WRITTEN PROBLEM: Restate all of the data exactly.

MATERIAL TO PROCESS:

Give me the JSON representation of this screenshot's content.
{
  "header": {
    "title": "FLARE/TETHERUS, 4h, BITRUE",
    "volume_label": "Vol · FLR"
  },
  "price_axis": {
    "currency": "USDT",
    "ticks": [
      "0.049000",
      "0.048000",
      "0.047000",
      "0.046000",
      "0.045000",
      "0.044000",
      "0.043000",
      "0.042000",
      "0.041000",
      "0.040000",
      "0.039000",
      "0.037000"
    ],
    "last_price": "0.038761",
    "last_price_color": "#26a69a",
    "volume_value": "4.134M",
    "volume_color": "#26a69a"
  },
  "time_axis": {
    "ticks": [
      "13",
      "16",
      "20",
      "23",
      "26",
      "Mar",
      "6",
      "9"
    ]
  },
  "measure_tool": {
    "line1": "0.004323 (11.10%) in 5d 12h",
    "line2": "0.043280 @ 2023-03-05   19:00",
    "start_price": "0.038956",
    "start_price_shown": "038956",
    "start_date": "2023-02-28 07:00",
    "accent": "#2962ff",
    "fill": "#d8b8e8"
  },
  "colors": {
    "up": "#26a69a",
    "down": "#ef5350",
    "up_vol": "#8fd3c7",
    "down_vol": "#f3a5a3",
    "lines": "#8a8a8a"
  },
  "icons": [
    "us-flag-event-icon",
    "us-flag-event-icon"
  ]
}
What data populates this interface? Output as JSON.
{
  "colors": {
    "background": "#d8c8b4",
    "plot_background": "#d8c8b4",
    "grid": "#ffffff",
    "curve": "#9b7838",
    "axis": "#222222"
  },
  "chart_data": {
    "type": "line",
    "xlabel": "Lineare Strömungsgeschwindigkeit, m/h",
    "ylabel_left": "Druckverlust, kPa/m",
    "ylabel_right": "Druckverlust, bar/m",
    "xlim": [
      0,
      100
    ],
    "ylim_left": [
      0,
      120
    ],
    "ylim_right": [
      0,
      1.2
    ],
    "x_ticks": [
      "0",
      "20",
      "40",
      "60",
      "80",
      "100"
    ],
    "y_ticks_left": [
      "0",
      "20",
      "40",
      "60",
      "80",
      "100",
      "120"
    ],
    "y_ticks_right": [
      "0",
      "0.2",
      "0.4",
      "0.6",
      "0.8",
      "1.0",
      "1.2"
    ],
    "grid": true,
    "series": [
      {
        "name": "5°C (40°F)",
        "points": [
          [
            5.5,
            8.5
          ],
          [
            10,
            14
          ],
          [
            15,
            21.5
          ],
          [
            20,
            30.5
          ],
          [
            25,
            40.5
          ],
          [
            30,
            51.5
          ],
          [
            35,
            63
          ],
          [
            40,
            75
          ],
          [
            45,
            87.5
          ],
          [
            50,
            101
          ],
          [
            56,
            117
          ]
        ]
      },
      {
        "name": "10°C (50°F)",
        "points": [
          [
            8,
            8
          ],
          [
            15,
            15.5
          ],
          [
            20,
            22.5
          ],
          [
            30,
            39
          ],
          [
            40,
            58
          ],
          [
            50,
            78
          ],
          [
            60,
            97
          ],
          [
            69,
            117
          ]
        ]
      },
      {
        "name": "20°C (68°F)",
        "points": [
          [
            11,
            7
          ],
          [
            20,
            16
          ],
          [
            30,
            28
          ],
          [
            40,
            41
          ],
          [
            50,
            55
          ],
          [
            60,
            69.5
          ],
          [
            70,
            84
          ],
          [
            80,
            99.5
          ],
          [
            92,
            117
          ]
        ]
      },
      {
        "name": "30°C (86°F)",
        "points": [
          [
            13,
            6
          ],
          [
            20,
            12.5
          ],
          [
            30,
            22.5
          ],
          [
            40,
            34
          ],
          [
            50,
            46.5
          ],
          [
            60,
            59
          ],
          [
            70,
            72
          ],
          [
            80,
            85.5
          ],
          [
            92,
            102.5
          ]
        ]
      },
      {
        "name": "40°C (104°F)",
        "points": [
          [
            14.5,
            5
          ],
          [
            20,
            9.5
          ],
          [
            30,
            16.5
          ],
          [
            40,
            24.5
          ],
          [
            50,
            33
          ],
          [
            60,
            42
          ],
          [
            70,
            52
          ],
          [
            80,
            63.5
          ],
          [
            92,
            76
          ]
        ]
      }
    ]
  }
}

EXERCISE SOLUTION:
Give me the JSON representation of this screenshot's content.
{
  "header": {
    "title": "FLARE/TETHERUS, 4h, BITRUE",
    "volume_label": "Vol · FLR"
  },
  "price_axis": {
    "currency": "USDT",
    "ticks": [
      "0.049000",
      "0.048000",
      "0.047000",
      "0.046000",
      "0.045000",
      "0.044000",
      "0.043000",
      "0.042000",
      "0.041000",
      "0.040000",
      "0.039000",
      "0.037000"
    ],
    "last_price": "0.038761",
    "last_price_color": "#26a69a",
    "volume_value": "4.134M",
    "volume_color": "#26a69a"
  },
  "time_axis": {
    "ticks": [
      "13",
      "16",
      "20",
      "23",
      "26",
      "Mar",
      "6",
      "9"
    ]
  },
  "measure_tool": {
    "line1": "0.004323 (11.10%) in 5d 12h",
    "line2": "0.043280 @ 2023-03-05   19:00",
    "start_price": "0.038956",
    "start_price_shown": "038956",
    "start_date": "2023-02-28 07:00",
    "accent": "#2962ff",
    "fill": "#d8b8e8"
  },
  "colors": {
    "up": "#26a69a",
    "down": "#ef5350",
    "up_vol": "#8fd3c7",
    "down_vol": "#f3a5a3",
    "lines": "#8a8a8a"
  },
  "icons": [
    "us-flag-event-icon",
    "us-flag-event-icon"
  ]
}
What data populates this interface? Output as JSON.
{
  "colors": {
    "background": "#d8c8b4",
    "plot_background": "#d8c8b4",
    "grid": "#ffffff",
    "curve": "#9b7838",
    "axis": "#222222"
  },
  "chart_data": {
    "type": "line",
    "xlabel": "Lineare Strömungsgeschwindigkeit, m/h",
    "ylabel_left": "Druckverlust, kPa/m",
    "ylabel_right": "Druckverlust, bar/m",
    "xlim": [
      0,
      100
    ],
    "ylim_left": [
      0,
      120
    ],
    "ylim_right": [
      0,
      1.2
    ],
    "x_ticks": [
      "0",
      "20",
      "40",
      "60",
      "80",
      "100"
    ],
    "y_ticks_left": [
      "0",
      "20",
      "40",
      "60",
      "80",
      "100",
      "120"
    ],
    "y_ticks_right": [
      "0",
      "0.2",
      "0.4",
      "0.6",
      "0.8",
      "1.0",
      "1.2"
    ],
    "grid": true,
    "series": [
      {
        "name": "5°C (40°F)",
        "points": [
          [
            5.5,
            8.5
          ],
          [
            10,
            14
          ],
          [
            15,
            21.5
          ],
          [
            20,
            30.5
          ],
          [
            25,
            40.5
          ],
          [
            30,
            51.5
          ],
          [
            35,
            63
          ],
          [
            40,
            75
          ],
          [
            45,
            87.5
          ],
          [
            50,
            101
          ],
          [
            56,
            117
          ]
        ]
      },
      {
        "name": "10°C (50°F)",
        "points": [
          [
            8,
            8
          ],
          [
            15,
            15.5
          ],
          [
            20,
            22.5
          ],
          [
            30,
            39
          ],
          [
            40,
            58
          ],
          [
            50,
            78
          ],
          [
            60,
            97
          ],
          [
            69,
            117
          ]
        ]
      },
      {
        "name": "20°C (68°F)",
        "points": [
          [
            11,
            7
          ],
          [
            20,
            16
          ],
          [
            30,
            28
          ],
          [
            40,
            41
          ],
          [
            50,
            55
          ],
          [
            60,
            69.5
          ],
          [
            70,
            84
          ],
          [
            80,
            99.5
          ],
          [
            92,
            117
          ]
        ]
      },
      {
        "name": "30°C (86°F)",
        "points": [
          [
            13,
            6
          ],
          [
            20,
            12.5
          ],
          [
            30,
            22.5
          ],
          [
            40,
            34
          ],
          [
            50,
            46.5
          ],
          [
            60,
            59
          ],
          [
            70,
            72
          ],
          [
            80,
            85.5
          ],
          [
            92,
            102.5
          ]
        ]
      },
      {
        "name": "40°C (104°F)",
        "points": [
          [
            14.5,
            5
          ],
          [
            20,
            9.5
          ],
          [
            30,
            16.5
          ],
          [
            40,
            24.5
          ],
          [
            50,
            33
          ],
          [
            60,
            42
          ],
          [
            70,
            52
          ],
          [
            80,
            63.5
          ],
          [
            92,
            76
          ]
        ]
      }
    ]
  }
}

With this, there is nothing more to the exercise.